Exercise goal
Lines containing the word "Bilinci" need to be counted. Please reply with how many there are, and nothing else.

Rows from a dataset
▽

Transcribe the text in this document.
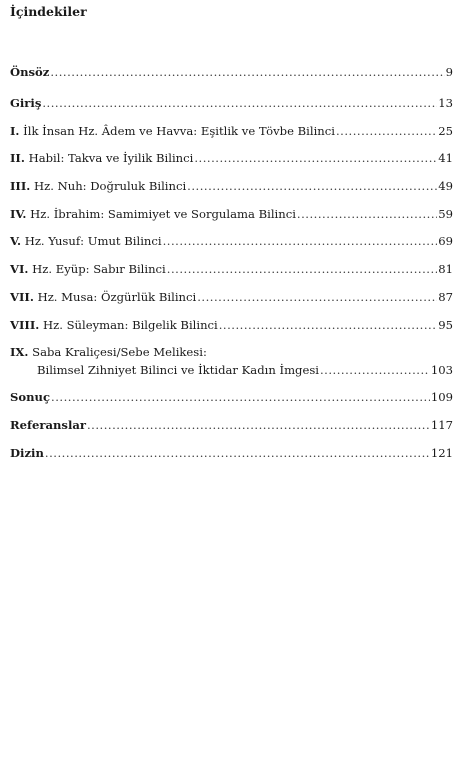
İçindekiler
Önsöz .....	9
Giriş .....	13
I. İlk İnsan Hz. Âdem ve Havva: Eşitlik ve Tövbe Bilinci .....	25
II. Habil: Takva ve İyilik Bilinci .....	41
III. Hz. Nuh: Doğruluk Bilinci .....	49
IV. Hz. İbrahim: Samimiyet ve Sorgulama Bilinci .....	59
V. Hz. Yusuf: Umut Bilinci .....	69
VI. Hz. Eyüp: Sabır Bilinci .....	81
VII. Hz. Musa: Özgürlük Bilinci .....	87
VIII. Hz. Süleyman: Bilgelik Bilinci .....	95
IX. Saba Kraliçesi/Sebe Melikesi:
Bilimsel Zihniyet Bilinci ve İktidar Kadın İmgesi .....	103
Sonuç .....	109
Referanslar .....	117
Dizin .....	121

△

Answer in full
9